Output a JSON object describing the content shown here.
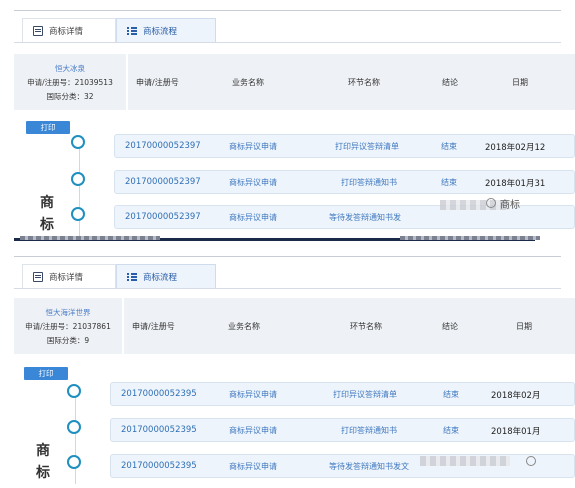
{
  "tabs": {
    "detail": "商标详情",
    "flow": "商标流程"
  },
  "columns": {
    "num": "申请/注册号",
    "biz": "业务名称",
    "step": "环节名称",
    "result": "结论",
    "date": "日期"
  },
  "print_label": "打印",
  "watermark": "商标",
  "panel1": {
    "name": "恒大冰泉",
    "reg_line": "申请/注册号：21039513",
    "class_line": "国际分类：32",
    "rows": [
      {
        "num": "20170000052397",
        "biz": "商标异议申请",
        "step": "打印异议答辩清单",
        "result": "结束",
        "date": "2018年02月12"
      },
      {
        "num": "20170000052397",
        "biz": "商标异议申请",
        "step": "打印答辩通知书",
        "result": "结束",
        "date": "2018年01月31"
      },
      {
        "num": "20170000052397",
        "biz": "商标异议申请",
        "step": "等待发答辩通知书发",
        "result": "",
        "date": ""
      }
    ],
    "side_chars": [
      "商",
      "标"
    ]
  },
  "panel2": {
    "name": "恒大海洋世界",
    "reg_line": "申请/注册号：21037861",
    "class_line": "国际分类：9",
    "rows": [
      {
        "num": "20170000052395",
        "biz": "商标异议申请",
        "step": "打印异议答辩清单",
        "result": "结束",
        "date": "2018年02月"
      },
      {
        "num": "20170000052395",
        "biz": "商标异议申请",
        "step": "打印答辩通知书",
        "result": "结束",
        "date": "2018年01月"
      },
      {
        "num": "20170000052395",
        "biz": "商标异议申请",
        "step": "等待发答辩通知书发文",
        "result": "",
        "date": ""
      }
    ],
    "side_chars": [
      "商",
      "标"
    ]
  }
}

***

EXERCISE INSTRUCTIONS: Reproduce the material word for word, minus the images.

FINISHED TASK:
Output a JSON object describing the content shown here.
{
  "tabs": {
    "detail": "商标详情",
    "flow": "商标流程"
  },
  "columns": {
    "num": "申请/注册号",
    "biz": "业务名称",
    "step": "环节名称",
    "result": "结论",
    "date": "日期"
  },
  "print_label": "打印",
  "watermark": "商标",
  "panel1": {
    "name": "恒大冰泉",
    "reg_line": "申请/注册号：21039513",
    "class_line": "国际分类：32",
    "rows": [
      {
        "num": "20170000052397",
        "biz": "商标异议申请",
        "step": "打印异议答辩清单",
        "result": "结束",
        "date": "2018年02月12"
      },
      {
        "num": "20170000052397",
        "biz": "商标异议申请",
        "step": "打印答辩通知书",
        "result": "结束",
        "date": "2018年01月31"
      },
      {
        "num": "20170000052397",
        "biz": "商标异议申请",
        "step": "等待发答辩通知书发",
        "result": "",
        "date": ""
      }
    ],
    "side_chars": [
      "商",
      "标"
    ]
  },
  "panel2": {
    "name": "恒大海洋世界",
    "reg_line": "申请/注册号：21037861",
    "class_line": "国际分类：9",
    "rows": [
      {
        "num": "20170000052395",
        "biz": "商标异议申请",
        "step": "打印异议答辩清单",
        "result": "结束",
        "date": "2018年02月"
      },
      {
        "num": "20170000052395",
        "biz": "商标异议申请",
        "step": "打印答辩通知书",
        "result": "结束",
        "date": "2018年01月"
      },
      {
        "num": "20170000052395",
        "biz": "商标异议申请",
        "step": "等待发答辩通知书发文",
        "result": "",
        "date": ""
      }
    ],
    "side_chars": [
      "商",
      "标"
    ]
  }
}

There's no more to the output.